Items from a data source
-- start --

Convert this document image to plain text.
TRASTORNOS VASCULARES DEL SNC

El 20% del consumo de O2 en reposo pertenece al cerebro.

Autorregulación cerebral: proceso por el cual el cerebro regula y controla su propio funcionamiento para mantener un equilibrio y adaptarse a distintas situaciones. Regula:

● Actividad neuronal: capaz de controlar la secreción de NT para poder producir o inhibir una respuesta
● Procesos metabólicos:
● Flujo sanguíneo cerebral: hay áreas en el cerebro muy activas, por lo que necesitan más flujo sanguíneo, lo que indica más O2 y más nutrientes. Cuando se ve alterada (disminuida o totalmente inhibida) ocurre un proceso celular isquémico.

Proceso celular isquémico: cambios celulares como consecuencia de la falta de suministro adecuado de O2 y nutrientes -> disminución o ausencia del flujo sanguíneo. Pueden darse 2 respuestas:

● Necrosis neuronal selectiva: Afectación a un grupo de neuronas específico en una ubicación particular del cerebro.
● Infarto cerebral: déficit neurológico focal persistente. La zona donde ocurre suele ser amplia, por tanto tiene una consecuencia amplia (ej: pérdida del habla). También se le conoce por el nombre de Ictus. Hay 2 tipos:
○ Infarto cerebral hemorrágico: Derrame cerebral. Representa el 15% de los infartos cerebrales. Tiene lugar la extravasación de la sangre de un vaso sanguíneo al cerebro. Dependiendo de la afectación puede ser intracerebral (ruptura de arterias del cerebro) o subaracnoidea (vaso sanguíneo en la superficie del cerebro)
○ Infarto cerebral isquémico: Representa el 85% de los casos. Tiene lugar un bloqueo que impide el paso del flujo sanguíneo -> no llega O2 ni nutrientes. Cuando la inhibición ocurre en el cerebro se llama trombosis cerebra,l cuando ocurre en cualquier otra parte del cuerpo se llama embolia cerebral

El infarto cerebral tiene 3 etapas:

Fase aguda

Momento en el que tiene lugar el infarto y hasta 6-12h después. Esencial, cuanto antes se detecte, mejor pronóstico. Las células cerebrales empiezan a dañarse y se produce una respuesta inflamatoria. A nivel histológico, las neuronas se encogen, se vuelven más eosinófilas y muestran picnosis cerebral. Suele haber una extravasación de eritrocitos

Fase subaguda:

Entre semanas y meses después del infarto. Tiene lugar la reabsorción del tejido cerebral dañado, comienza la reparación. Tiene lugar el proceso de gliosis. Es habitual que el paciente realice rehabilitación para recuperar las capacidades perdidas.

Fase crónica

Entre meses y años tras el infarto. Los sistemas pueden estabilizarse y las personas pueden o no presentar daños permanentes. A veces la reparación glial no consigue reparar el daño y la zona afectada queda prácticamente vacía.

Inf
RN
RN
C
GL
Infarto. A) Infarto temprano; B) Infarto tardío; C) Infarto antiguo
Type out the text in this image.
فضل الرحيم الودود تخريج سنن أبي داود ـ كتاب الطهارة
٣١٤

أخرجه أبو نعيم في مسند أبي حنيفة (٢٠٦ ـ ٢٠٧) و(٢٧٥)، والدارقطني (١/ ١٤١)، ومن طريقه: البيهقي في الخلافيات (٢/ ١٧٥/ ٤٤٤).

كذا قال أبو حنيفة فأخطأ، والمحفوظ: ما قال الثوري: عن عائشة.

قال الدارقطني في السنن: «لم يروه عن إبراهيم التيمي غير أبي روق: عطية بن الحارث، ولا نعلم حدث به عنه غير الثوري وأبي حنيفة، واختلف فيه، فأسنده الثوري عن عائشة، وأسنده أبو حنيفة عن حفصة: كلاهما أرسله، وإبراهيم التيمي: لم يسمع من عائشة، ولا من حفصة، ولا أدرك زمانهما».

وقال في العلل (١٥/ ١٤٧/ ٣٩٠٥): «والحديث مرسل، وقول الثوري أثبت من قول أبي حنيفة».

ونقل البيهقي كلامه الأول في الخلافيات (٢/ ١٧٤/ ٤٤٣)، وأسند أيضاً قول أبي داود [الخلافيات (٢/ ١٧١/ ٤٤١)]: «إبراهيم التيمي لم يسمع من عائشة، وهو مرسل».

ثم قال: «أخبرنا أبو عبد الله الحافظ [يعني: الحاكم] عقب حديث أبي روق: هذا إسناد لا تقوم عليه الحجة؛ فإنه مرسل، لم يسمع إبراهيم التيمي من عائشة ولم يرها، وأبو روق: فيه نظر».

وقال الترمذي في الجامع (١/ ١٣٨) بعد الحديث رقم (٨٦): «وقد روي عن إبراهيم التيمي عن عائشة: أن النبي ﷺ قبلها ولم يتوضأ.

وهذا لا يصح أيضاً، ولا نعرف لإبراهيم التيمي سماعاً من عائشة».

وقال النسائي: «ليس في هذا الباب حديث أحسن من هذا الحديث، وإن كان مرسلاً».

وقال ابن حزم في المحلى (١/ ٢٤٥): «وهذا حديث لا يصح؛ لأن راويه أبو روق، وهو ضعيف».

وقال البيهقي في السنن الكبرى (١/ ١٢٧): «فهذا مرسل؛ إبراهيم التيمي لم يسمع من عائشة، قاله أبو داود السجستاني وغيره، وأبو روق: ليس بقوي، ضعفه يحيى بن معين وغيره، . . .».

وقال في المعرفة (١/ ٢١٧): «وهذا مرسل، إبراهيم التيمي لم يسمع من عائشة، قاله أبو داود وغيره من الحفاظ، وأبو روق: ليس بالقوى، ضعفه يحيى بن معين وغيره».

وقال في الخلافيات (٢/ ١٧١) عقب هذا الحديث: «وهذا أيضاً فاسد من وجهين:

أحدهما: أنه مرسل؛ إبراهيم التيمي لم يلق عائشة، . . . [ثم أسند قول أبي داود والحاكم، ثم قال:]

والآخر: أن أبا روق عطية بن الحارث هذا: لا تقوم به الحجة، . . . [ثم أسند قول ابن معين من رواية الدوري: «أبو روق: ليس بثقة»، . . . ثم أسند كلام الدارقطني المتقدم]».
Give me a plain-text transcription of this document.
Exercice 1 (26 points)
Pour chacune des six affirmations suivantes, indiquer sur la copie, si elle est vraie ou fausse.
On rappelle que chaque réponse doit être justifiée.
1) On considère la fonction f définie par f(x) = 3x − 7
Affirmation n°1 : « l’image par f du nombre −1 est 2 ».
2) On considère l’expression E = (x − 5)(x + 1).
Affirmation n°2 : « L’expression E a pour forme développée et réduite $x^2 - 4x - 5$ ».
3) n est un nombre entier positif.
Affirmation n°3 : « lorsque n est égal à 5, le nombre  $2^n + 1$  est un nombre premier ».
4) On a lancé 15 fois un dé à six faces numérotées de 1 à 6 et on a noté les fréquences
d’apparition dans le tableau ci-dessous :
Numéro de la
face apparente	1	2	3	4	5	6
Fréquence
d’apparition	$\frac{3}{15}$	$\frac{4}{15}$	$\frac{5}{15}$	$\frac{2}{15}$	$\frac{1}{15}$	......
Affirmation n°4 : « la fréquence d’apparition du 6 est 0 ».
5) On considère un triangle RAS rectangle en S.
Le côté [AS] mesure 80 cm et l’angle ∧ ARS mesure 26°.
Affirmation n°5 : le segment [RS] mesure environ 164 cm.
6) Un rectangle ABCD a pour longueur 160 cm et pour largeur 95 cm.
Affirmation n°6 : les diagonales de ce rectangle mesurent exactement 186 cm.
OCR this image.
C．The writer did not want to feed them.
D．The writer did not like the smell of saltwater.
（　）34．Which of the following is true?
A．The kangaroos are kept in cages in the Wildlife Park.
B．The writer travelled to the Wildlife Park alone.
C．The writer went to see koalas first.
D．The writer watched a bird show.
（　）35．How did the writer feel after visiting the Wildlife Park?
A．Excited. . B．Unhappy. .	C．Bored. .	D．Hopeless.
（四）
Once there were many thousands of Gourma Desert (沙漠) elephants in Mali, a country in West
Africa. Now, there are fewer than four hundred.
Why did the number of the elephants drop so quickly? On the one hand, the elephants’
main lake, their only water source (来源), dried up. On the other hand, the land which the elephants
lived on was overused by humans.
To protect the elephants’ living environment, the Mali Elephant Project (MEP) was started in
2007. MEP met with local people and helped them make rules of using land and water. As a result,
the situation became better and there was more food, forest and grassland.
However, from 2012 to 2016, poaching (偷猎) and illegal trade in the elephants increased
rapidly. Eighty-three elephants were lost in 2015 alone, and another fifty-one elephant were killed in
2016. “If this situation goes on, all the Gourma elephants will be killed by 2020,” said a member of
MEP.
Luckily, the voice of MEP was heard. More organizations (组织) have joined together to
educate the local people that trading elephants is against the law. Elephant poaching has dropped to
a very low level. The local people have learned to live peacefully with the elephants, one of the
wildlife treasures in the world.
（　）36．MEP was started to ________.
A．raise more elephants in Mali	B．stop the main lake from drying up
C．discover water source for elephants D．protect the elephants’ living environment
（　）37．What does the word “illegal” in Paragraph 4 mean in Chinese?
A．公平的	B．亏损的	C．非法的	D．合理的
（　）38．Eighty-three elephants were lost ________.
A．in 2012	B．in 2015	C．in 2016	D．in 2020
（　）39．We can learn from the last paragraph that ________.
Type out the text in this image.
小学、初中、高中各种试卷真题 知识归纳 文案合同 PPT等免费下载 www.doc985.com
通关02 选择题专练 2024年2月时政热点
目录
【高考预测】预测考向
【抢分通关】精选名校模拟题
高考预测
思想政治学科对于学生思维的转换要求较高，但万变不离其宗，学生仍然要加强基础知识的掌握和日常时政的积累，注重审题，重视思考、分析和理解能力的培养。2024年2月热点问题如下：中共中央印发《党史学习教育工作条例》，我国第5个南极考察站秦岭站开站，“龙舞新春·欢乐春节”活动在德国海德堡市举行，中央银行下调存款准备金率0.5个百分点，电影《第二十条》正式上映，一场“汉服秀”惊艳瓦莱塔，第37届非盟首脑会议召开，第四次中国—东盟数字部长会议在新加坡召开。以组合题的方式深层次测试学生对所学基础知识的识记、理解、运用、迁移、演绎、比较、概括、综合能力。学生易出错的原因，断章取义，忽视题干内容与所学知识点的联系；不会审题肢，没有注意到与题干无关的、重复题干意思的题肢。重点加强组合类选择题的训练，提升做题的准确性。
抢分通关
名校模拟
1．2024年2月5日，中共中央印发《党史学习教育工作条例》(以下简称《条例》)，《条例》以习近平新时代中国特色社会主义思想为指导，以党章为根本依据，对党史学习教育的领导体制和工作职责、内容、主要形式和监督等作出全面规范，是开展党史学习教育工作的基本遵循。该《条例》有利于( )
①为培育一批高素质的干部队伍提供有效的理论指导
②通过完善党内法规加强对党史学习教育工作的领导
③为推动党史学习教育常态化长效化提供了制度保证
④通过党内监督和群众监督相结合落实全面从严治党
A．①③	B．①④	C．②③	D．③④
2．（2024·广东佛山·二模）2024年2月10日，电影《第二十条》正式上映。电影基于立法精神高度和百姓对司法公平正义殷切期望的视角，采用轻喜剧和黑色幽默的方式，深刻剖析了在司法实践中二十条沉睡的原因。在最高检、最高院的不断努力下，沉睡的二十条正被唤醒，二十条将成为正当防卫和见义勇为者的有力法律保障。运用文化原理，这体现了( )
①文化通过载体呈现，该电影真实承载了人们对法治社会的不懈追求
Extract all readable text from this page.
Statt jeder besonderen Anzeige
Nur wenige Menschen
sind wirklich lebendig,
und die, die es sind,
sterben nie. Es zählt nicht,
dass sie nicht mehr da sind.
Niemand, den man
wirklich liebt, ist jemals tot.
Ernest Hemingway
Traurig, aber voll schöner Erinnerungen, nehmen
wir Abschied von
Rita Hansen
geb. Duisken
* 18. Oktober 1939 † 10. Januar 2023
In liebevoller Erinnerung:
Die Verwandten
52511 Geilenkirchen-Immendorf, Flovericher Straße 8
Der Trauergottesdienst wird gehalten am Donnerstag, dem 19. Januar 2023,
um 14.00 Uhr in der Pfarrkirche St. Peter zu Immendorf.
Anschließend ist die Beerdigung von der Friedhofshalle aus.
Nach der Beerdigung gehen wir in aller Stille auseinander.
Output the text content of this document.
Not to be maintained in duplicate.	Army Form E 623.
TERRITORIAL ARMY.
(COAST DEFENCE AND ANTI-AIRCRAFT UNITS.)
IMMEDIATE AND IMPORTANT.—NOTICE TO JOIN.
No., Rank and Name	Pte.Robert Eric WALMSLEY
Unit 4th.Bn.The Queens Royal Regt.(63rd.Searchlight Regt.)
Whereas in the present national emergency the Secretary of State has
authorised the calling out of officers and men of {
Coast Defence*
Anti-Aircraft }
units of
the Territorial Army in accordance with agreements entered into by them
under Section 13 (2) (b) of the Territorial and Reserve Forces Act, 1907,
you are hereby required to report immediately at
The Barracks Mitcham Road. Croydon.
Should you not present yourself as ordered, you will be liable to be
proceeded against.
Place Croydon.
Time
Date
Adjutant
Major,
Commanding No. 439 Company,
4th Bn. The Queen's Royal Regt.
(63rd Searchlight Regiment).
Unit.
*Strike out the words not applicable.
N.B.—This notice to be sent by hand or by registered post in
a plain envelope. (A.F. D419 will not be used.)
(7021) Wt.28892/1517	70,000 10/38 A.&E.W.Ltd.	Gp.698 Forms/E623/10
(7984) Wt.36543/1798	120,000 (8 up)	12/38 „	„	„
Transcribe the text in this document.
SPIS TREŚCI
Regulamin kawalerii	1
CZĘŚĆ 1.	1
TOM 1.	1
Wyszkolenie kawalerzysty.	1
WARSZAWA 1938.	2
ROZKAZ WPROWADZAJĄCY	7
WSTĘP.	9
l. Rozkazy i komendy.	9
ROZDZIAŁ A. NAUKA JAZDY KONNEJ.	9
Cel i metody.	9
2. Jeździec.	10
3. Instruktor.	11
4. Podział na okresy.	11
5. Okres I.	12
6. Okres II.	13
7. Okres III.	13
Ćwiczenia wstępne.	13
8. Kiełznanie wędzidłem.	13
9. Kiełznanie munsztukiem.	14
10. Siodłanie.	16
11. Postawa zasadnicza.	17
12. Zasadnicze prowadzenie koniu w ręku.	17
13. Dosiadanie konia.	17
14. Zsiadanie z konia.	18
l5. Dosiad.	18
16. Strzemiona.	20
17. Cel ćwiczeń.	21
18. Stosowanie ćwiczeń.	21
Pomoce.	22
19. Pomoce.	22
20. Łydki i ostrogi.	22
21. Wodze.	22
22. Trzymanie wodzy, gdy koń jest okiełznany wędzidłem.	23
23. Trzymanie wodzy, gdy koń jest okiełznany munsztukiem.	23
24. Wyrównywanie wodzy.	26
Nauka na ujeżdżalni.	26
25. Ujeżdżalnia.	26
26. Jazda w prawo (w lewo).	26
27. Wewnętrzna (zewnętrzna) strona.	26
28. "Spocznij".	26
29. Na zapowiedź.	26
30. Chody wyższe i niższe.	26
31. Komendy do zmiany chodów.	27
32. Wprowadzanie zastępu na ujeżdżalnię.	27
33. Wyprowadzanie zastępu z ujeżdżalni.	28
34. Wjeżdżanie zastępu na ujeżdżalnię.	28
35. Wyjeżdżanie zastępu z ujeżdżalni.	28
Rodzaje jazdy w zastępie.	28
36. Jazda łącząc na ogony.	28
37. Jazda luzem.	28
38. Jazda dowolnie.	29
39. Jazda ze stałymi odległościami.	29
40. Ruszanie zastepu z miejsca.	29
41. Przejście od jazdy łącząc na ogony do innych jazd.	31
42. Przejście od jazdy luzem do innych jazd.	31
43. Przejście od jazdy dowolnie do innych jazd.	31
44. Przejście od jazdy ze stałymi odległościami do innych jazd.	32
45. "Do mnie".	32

-- end --

Problem to work on
Find the lines holding "against" and list every one.

Task response
educate the local people that trading elephants is against the law. Elephant poaching has dropped to
proceeded against.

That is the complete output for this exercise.